EXCERPTED RECORDS
[Start of section]

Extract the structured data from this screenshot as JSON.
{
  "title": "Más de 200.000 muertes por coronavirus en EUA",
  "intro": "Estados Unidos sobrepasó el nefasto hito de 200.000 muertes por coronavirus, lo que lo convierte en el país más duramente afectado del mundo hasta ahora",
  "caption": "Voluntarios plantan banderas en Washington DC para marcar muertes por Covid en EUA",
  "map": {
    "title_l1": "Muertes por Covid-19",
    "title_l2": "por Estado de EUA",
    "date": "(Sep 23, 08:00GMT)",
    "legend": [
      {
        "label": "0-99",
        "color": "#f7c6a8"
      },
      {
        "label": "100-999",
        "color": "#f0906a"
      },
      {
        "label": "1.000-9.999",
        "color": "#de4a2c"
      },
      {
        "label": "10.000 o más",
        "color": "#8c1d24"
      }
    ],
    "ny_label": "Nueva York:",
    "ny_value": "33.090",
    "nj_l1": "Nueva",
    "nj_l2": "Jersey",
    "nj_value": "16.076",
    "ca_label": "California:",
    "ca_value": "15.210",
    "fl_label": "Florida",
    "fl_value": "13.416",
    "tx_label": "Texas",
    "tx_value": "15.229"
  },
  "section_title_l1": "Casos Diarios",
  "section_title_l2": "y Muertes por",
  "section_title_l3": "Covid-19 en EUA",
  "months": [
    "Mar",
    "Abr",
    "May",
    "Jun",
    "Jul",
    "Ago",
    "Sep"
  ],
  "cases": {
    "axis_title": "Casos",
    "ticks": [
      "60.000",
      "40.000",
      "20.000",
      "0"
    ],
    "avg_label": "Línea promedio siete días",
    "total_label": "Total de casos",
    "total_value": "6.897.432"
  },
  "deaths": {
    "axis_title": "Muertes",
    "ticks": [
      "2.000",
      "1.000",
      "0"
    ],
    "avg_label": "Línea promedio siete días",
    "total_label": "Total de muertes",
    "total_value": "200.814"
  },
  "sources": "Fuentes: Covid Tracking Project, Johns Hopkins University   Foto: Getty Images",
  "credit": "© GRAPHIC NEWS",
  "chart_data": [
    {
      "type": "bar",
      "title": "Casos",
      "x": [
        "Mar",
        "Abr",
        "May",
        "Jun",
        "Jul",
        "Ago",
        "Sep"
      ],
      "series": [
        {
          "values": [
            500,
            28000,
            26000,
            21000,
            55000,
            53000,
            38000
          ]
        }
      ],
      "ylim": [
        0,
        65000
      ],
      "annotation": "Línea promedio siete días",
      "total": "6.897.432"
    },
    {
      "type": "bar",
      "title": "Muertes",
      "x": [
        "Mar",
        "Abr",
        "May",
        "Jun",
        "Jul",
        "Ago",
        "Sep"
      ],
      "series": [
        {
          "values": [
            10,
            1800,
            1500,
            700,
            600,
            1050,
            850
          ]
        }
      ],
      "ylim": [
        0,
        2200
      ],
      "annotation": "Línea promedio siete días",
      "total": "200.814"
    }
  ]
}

[End of section]

EXERCISE REQUIREMENTS
From the records above, extract every entry exactly as given.

OUTPUT
Extract the structured data from this screenshot as JSON.
{
  "title": "Más de 200.000 muertes por coronavirus en EUA",
  "intro": "Estados Unidos sobrepasó el nefasto hito de 200.000 muertes por coronavirus, lo que lo convierte en el país más duramente afectado del mundo hasta ahora",
  "caption": "Voluntarios plantan banderas en Washington DC para marcar muertes por Covid en EUA",
  "map": {
    "title_l1": "Muertes por Covid-19",
    "title_l2": "por Estado de EUA",
    "date": "(Sep 23, 08:00GMT)",
    "legend": [
      {
        "label": "0-99",
        "color": "#f7c6a8"
      },
      {
        "label": "100-999",
        "color": "#f0906a"
      },
      {
        "label": "1.000-9.999",
        "color": "#de4a2c"
      },
      {
        "label": "10.000 o más",
        "color": "#8c1d24"
      }
    ],
    "ny_label": "Nueva York:",
    "ny_value": "33.090",
    "nj_l1": "Nueva",
    "nj_l2": "Jersey",
    "nj_value": "16.076",
    "ca_label": "California:",
    "ca_value": "15.210",
    "fl_label": "Florida",
    "fl_value": "13.416",
    "tx_label": "Texas",
    "tx_value": "15.229"
  },
  "section_title_l1": "Casos Diarios",
  "section_title_l2": "y Muertes por",
  "section_title_l3": "Covid-19 en EUA",
  "months": [
    "Mar",
    "Abr",
    "May",
    "Jun",
    "Jul",
    "Ago",
    "Sep"
  ],
  "cases": {
    "axis_title": "Casos",
    "ticks": [
      "60.000",
      "40.000",
      "20.000",
      "0"
    ],
    "avg_label": "Línea promedio siete días",
    "total_label": "Total de casos",
    "total_value": "6.897.432"
  },
  "deaths": {
    "axis_title": "Muertes",
    "ticks": [
      "2.000",
      "1.000",
      "0"
    ],
    "avg_label": "Línea promedio siete días",
    "total_label": "Total de muertes",
    "total_value": "200.814"
  },
  "sources": "Fuentes: Covid Tracking Project, Johns Hopkins University   Foto: Getty Images",
  "credit": "© GRAPHIC NEWS",
  "chart_data": [
    {
      "type": "bar",
      "title": "Casos",
      "x": [
        "Mar",
        "Abr",
        "May",
        "Jun",
        "Jul",
        "Ago",
        "Sep"
      ],
      "series": [
        {
          "values": [
            500,
            28000,
            26000,
            21000,
            55000,
            53000,
            38000
          ]
        }
      ],
      "ylim": [
        0,
        65000
      ],
      "annotation": "Línea promedio siete días",
      "total": "6.897.432"
    },
    {
      "type": "bar",
      "title": "Muertes",
      "x": [
        "Mar",
        "Abr",
        "May",
        "Jun",
        "Jul",
        "Ago",
        "Sep"
      ],
      "series": [
        {
          "values": [
            10,
            1800,
            1500,
            700,
            600,
            1050,
            850
          ]
        }
      ],
      "ylim": [
        0,
        2200
      ],
      "annotation": "Línea promedio siete días",
      "total": "200.814"
    }
  ]
}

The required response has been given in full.